◆ Data excerpts ◆
################

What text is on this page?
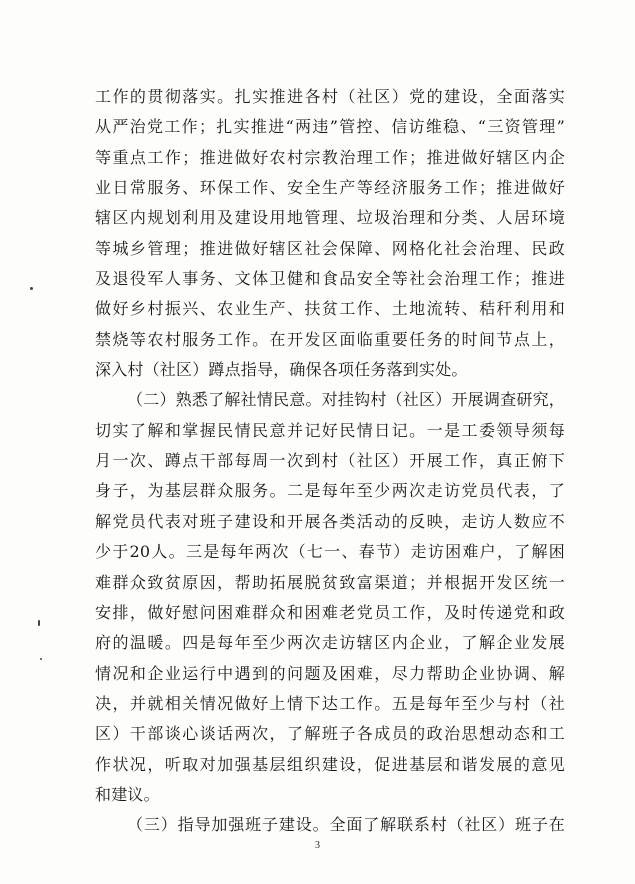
工作的贯彻落实。扎实推进各村（社区）党的建设，全面落实
从严治党工作；扎实推进“两违”管控、信访维稳、“三资管理”
等重点工作；推进做好农村宗教治理工作；推进做好辖区内企
业日常服务、环保工作、安全生产等经济服务工作；推进做好
辖区内规划利用及建设用地管理、垃圾治理和分类、人居环境
等城乡管理；推进做好辖区社会保障、网格化社会治理、民政
及退役军人事务、文体卫健和食品安全等社会治理工作；推进
做好乡村振兴、农业生产、扶贫工作、土地流转、秸秆利用和
禁烧等农村服务工作。在开发区面临重要任务的时间节点上，
深入村（社区）蹲点指导，确保各项任务落到实处。
（二）熟悉了解社情民意。对挂钩村（社区）开展调查研究，
切实了解和掌握民情民意并记好民情日记。一是工委领导须每
月一次、蹲点干部每周一次到村（社区）开展工作，真正俯下
身子，为基层群众服务。二是每年至少两次走访党员代表，了
解党员代表对班子建设和开展各类活动的反映，走访人数应不
少于20人。三是每年两次（七一、春节）走访困难户，了解困
难群众致贫原因，帮助拓展脱贫致富渠道；并根据开发区统一
安排，做好慰问困难群众和困难老党员工作，及时传递党和政
府的温暖。四是每年至少两次走访辖区内企业，了解企业发展
情况和企业运行中遇到的问题及困难，尽力帮助企业协调、解
决，并就相关情况做好上情下达工作。五是每年至少与村（社
区）干部谈心谈话两次，了解班子各成员的政治思想动态和工
作状况，听取对加强基层组织建设，促进基层和谐发展的意见
和建议。
（三）指导加强班子建设。全面了解联系村（社区）班子在
3
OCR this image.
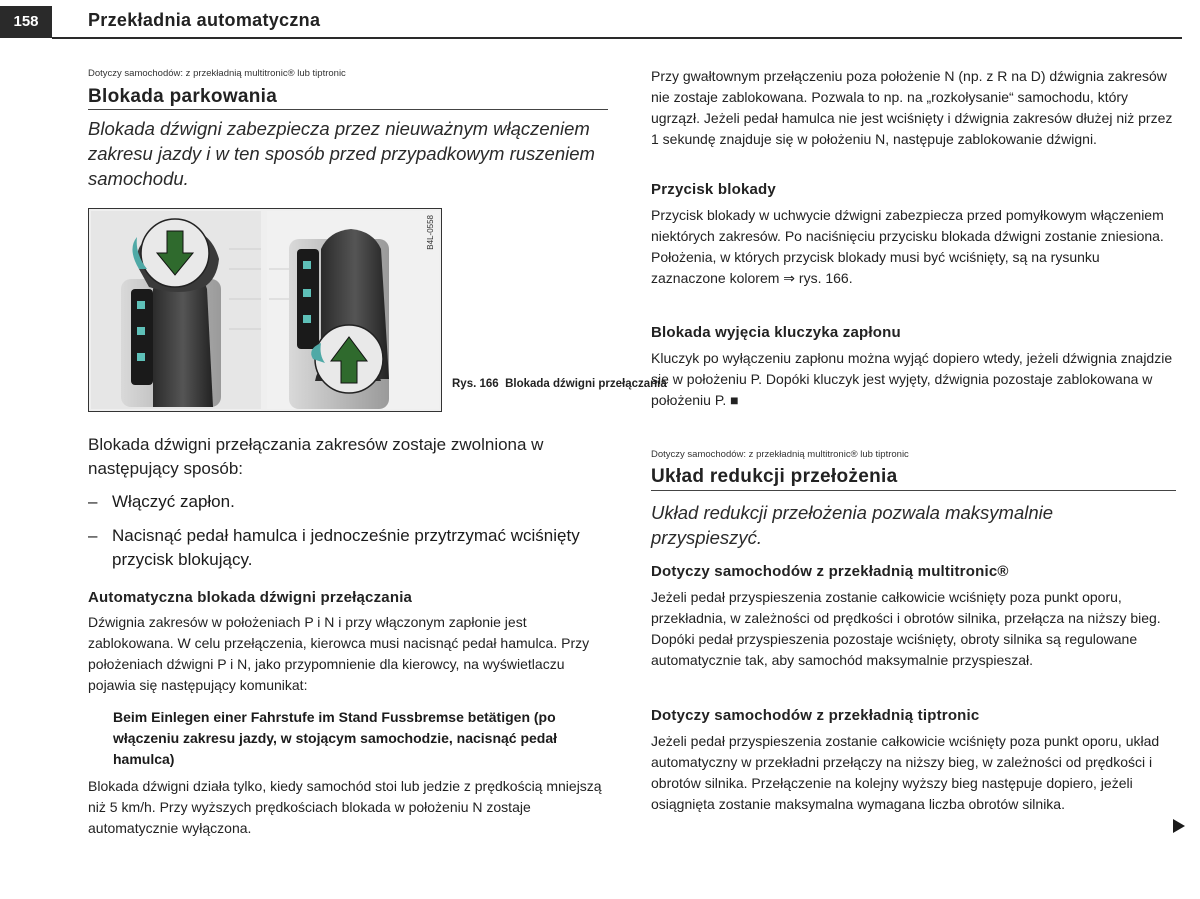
158	Przekładnia automatyczna

Dotyczy samochodów: z przekładnią multitronic® lub tiptronic

Blokada parkowania

Blokada dźwigni zabezpiecza przez nieuważnym włączeniem zakresu jazdy i w ten sposób przed przypadkowym ruszeniem samochodu.

Blokada dźwigni przełączania zakresów zostaje zwolniona w następujący sposób:

– Włączyć zapłon.

– Nacisnąć pedał hamulca i jednocześnie przytrzymać wciśnięty przycisk blokujący.

Automatyczna blokada dźwigni przełączania

Dźwignia zakresów w położeniach P i N i przy włączonym zapłonie jest zablokowana. W celu przełączenia, kierowca musi nacisnąć pedał hamulca. Przy położeniach dźwigni P i N, jako przypomnienie dla kierowcy, na wyświetlaczu pojawia się następujący komunikat:

Beim Einlegen einer Fahrstufe im Stand Fussbremse betätigen (po włączeniu zakresu jazdy, w stojącym samochodzie, nacisnąć pedał hamulca)

Blokada dźwigni działa tylko, kiedy samochód stoi lub jedzie z prędkością mniejszą niż 5 km/h. Przy wyższych prędkościach blokada w położeniu N zostaje automatycznie wyłączona.

B4L-0558
Rys. 166 Blokada dźwigni przełączania

Przy gwałtownym przełączeniu poza położenie N (np. z R na D) dźwignia zakresów nie zostaje zablokowana. Pozwala to np. na „rozkołysanie“ samochodu, który ugrzązł. Jeżeli pedał hamulca nie jest wciśnięty i dźwignia zakresów dłużej niż przez 1 sekundę znajduje się w położeniu N, następuje zablokowanie dźwigni.

Przycisk blokady

Przycisk blokady w uchwycie dźwigni zabezpiecza przed pomyłkowym włączeniem niektórych zakresów. Po naciśnięciu przycisku blokada dźwigni zostanie zniesiona. Położenia, w których przycisk blokady musi być wciśnięty, są na rysunku zaznaczone kolorem ⇒ rys. 166.

Blokada wyjęcia kluczyka zapłonu

Kluczyk po wyłączeniu zapłonu można wyjąć dopiero wtedy, jeżeli dźwignia znajdzie się w położeniu P. Dopóki kluczyk jest wyjęty, dźwignia pozostaje zablokowana w położeniu P. ■

Dotyczy samochodów: z przekładnią multitronic® lub tiptronic

Układ redukcji przełożenia

Układ redukcji przełożenia pozwala maksymalnie przyspieszyć.

Dotyczy samochodów z przekładnią multitronic®

Jeżeli pedał przyspieszenia zostanie całkowicie wciśnięty poza punkt oporu, przekładnia, w zależności od prędkości i obrotów silnika, przełącza na niższy bieg. Dopóki pedał przyspieszenia pozostaje wciśnięty, obroty silnika są regulowane automatycznie tak, aby samochód maksymalnie przyspieszał.

Dotyczy samochodów z przekładnią tiptronic

Jeżeli pedał przyspieszenia zostanie całkowicie wciśnięty poza punkt oporu, układ automatyczny w przekładni przełączy na niższy bieg, w zależności od prędkości i obrotów silnika. Przełączenie na kolejny wyższy bieg następuje dopiero, jeżeli osiągnięta zostanie maksymalna wymagana liczba obrotów silnika.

################

◆ Exercise goal ◆
Repeat the data exactly, excluding the pictures.

◆ Complete output ◆
What text is on this page?
工作的贯彻落实。扎实推进各村（社区）党的建设，全面落实
从严治党工作；扎实推进“两违”管控、信访维稳、“三资管理”
等重点工作；推进做好农村宗教治理工作；推进做好辖区内企
业日常服务、环保工作、安全生产等经济服务工作；推进做好
辖区内规划利用及建设用地管理、垃圾治理和分类、人居环境
等城乡管理；推进做好辖区社会保障、网格化社会治理、民政
及退役军人事务、文体卫健和食品安全等社会治理工作；推进
做好乡村振兴、农业生产、扶贫工作、土地流转、秸秆利用和
禁烧等农村服务工作。在开发区面临重要任务的时间节点上，
深入村（社区）蹲点指导，确保各项任务落到实处。
（二）熟悉了解社情民意。对挂钩村（社区）开展调查研究，
切实了解和掌握民情民意并记好民情日记。一是工委领导须每
月一次、蹲点干部每周一次到村（社区）开展工作，真正俯下
身子，为基层群众服务。二是每年至少两次走访党员代表，了
解党员代表对班子建设和开展各类活动的反映，走访人数应不
少于20人。三是每年两次（七一、春节）走访困难户，了解困
难群众致贫原因，帮助拓展脱贫致富渠道；并根据开发区统一
安排，做好慰问困难群众和困难老党员工作，及时传递党和政
府的温暖。四是每年至少两次走访辖区内企业，了解企业发展
情况和企业运行中遇到的问题及困难，尽力帮助企业协调、解
决，并就相关情况做好上情下达工作。五是每年至少与村（社
区）干部谈心谈话两次，了解班子各成员的政治思想动态和工
作状况，听取对加强基层组织建设，促进基层和谐发展的意见
和建议。
（三）指导加强班子建设。全面了解联系村（社区）班子在
3
OCR this image.
158	Przekładnia automatyczna

Dotyczy samochodów: z przekładnią multitronic® lub tiptronic

Blokada parkowania

Blokada dźwigni zabezpiecza przez nieuważnym włączeniem zakresu jazdy i w ten sposób przed przypadkowym ruszeniem samochodu.

Blokada dźwigni przełączania zakresów zostaje zwolniona w następujący sposób:

– Włączyć zapłon.

– Nacisnąć pedał hamulca i jednocześnie przytrzymać wciśnięty przycisk blokujący.

Automatyczna blokada dźwigni przełączania

Dźwignia zakresów w położeniach P i N i przy włączonym zapłonie jest zablokowana. W celu przełączenia, kierowca musi nacisnąć pedał hamulca. Przy położeniach dźwigni P i N, jako przypomnienie dla kierowcy, na wyświetlaczu pojawia się następujący komunikat:

Beim Einlegen einer Fahrstufe im Stand Fussbremse betätigen (po włączeniu zakresu jazdy, w stojącym samochodzie, nacisnąć pedał hamulca)

Blokada dźwigni działa tylko, kiedy samochód stoi lub jedzie z prędkością mniejszą niż 5 km/h. Przy wyższych prędkościach blokada w położeniu N zostaje automatycznie wyłączona.

B4L-0558
Rys. 166 Blokada dźwigni przełączania

Przy gwałtownym przełączeniu poza położenie N (np. z R na D) dźwignia zakresów nie zostaje zablokowana. Pozwala to np. na „rozkołysanie“ samochodu, który ugrzązł. Jeżeli pedał hamulca nie jest wciśnięty i dźwignia zakresów dłużej niż przez 1 sekundę znajduje się w położeniu N, następuje zablokowanie dźwigni.

Przycisk blokady

Przycisk blokady w uchwycie dźwigni zabezpiecza przed pomyłkowym włączeniem niektórych zakresów. Po naciśnięciu przycisku blokada dźwigni zostanie zniesiona. Położenia, w których przycisk blokady musi być wciśnięty, są na rysunku zaznaczone kolorem ⇒ rys. 166.

Blokada wyjęcia kluczyka zapłonu

Kluczyk po wyłączeniu zapłonu można wyjąć dopiero wtedy, jeżeli dźwignia znajdzie się w położeniu P. Dopóki kluczyk jest wyjęty, dźwignia pozostaje zablokowana w położeniu P. ■

Dotyczy samochodów: z przekładnią multitronic® lub tiptronic

Układ redukcji przełożenia

Układ redukcji przełożenia pozwala maksymalnie przyspieszyć.

Dotyczy samochodów z przekładnią multitronic®

Jeżeli pedał przyspieszenia zostanie całkowicie wciśnięty poza punkt oporu, przekładnia, w zależności od prędkości i obrotów silnika, przełącza na niższy bieg. Dopóki pedał przyspieszenia pozostaje wciśnięty, obroty silnika są regulowane automatycznie tak, aby samochód maksymalnie przyspieszał.

Dotyczy samochodów z przekładnią tiptronic

Jeżeli pedał przyspieszenia zostanie całkowicie wciśnięty poza punkt oporu, układ automatyczny w przekładni przełączy na niższy bieg, w zależności od prędkości i obrotów silnika. Przełączenie na kolejny wyższy bieg następuje dopiero, jeżeli osiągnięta zostanie maksymalna wymagana liczba obrotów silnika.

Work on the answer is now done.